━━ DATA RECORDS ━━
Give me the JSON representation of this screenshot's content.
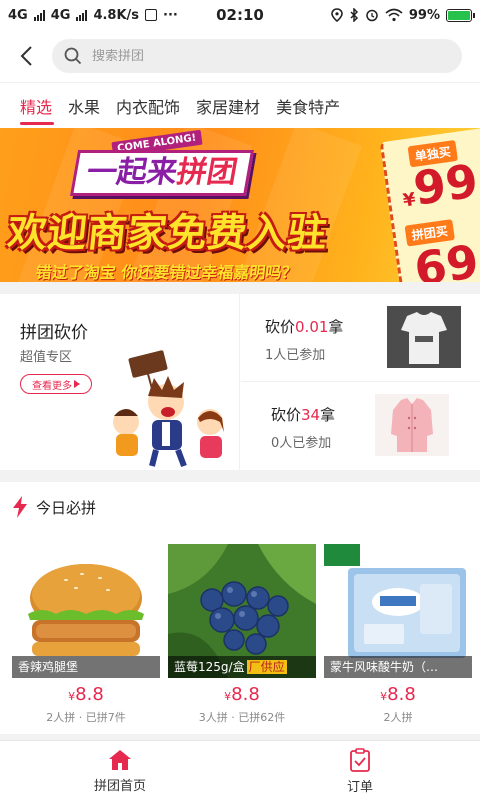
{
  "status_bar": {
    "network1": "4G",
    "network2": "4G",
    "speed": "4.8K/s",
    "extra": "···",
    "time": "02:10",
    "battery": "99%"
  },
  "header": {
    "search_placeholder": "搜索拼团"
  },
  "tabs": [
    "精选",
    "水果",
    "内衣配饰",
    "家居建材",
    "美食特产"
  ],
  "banner": {
    "come_along": "COME ALONG!",
    "title_a": "一起来",
    "title_b": "拼团",
    "main": "欢迎商家免费入驻",
    "sub": "错过了淘宝 你还要错过幸福嘉明吗？",
    "ticket_label1": "单独买",
    "ticket_price1": "99",
    "ticket_currency": "¥",
    "ticket_label2": "拼团买",
    "ticket_price2": "69"
  },
  "bargain": {
    "title": "拼团砍价",
    "subtitle": "超值专区",
    "more": "查看更多",
    "items": [
      {
        "prefix": "砍价",
        "highlight": "0.01",
        "suffix": "拿",
        "count": "1人已参加"
      },
      {
        "prefix": "砍价",
        "highlight": "34",
        "suffix": "拿",
        "count": "0人已参加"
      }
    ]
  },
  "today": {
    "title": "今日必拼",
    "products": [
      {
        "name": "香辣鸡腿堡",
        "currency": "¥",
        "price": "8.8",
        "meta": "2人拼 · 已拼7件"
      },
      {
        "name": "蓝莓125g/盒",
        "tag": "厂供应",
        "currency": "¥",
        "price": "8.8",
        "meta": "3人拼 · 已拼62件"
      },
      {
        "name": "蒙牛风味酸牛奶（…",
        "currency": "¥",
        "price": "8.8",
        "meta": "2人拼"
      }
    ]
  },
  "bottom_nav": {
    "home": "拼团首页",
    "orders": "订单"
  },
  "colors": {
    "accent": "#e6294e",
    "banner_orange": "#ff9f1a",
    "banner_yellow": "#ffe32b"
  }
}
━━━
[WRITTEN TASK] List every line above that holds the word "name".

[ANSWER TO THIS TASK]
        "name": "香辣鸡腿堡",
        "name": "蓝莓125g/盒",
        "name": "蒙牛风味酸牛奶（…",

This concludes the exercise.